§ **The request**:
Without including any images, reproduce each entry exactly.

Start of Supplied information

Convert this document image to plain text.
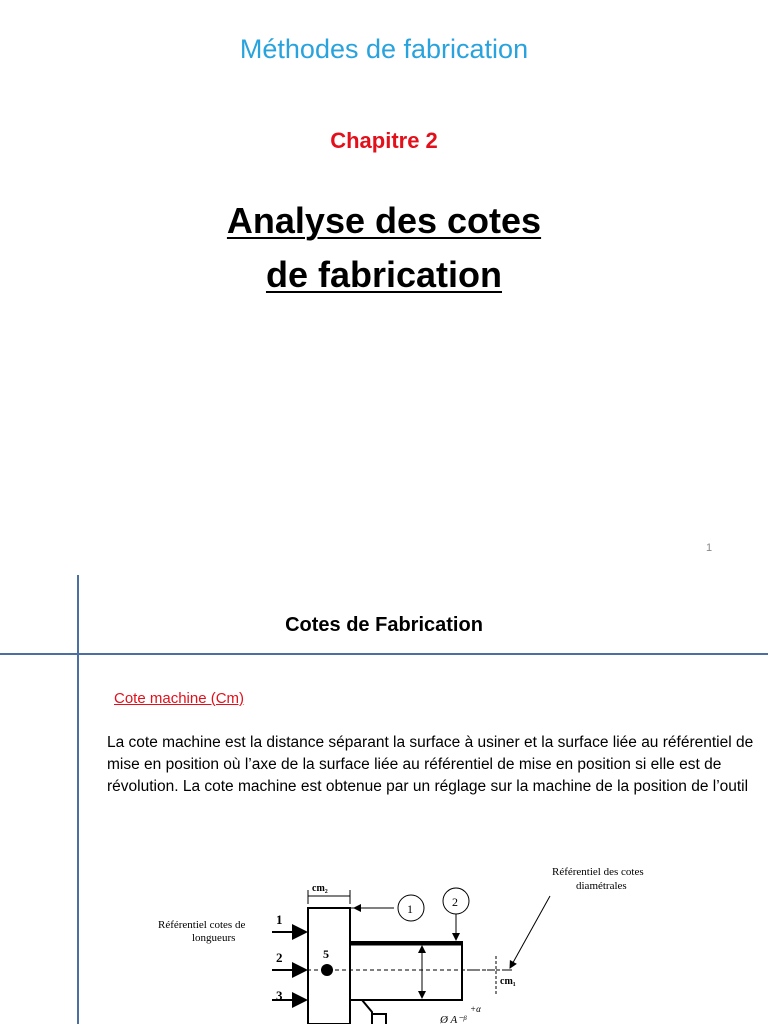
Méthodes de fabrication
Chapitre 2
Analyse des cotes
de fabrication
1
Cotes de Fabrication
Cote machine (Cm)
La cote machine est la distance séparant la surface à usiner et la surface liée au référentiel de mise en position où l’axe de la surface liée au référentiel de mise en position si elle est de révolution. La cote machine est obtenue par un réglage sur la machine de la position de l’outil
Référentiel cotes de
longueurs
Référentiel des cotes
diamétrales
5
1
2
3
cm₂
1	2
cm₁
+α
Ø A⁻ᵝ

End of Supplied information

§ **Task output**:
Convert this document image to plain text.
Méthodes de fabrication
Chapitre 2
Analyse des cotes
de fabrication
1
Cotes de Fabrication
Cote machine (Cm)
La cote machine est la distance séparant la surface à usiner et la surface liée au référentiel de mise en position où l’axe de la surface liée au référentiel de mise en position si elle est de révolution. La cote machine est obtenue par un réglage sur la machine de la position de l’outil
Référentiel cotes de
longueurs
Référentiel des cotes
diamétrales
5
1
2
3
cm₂
1	2
cm₁
+α
Ø A⁻ᵝ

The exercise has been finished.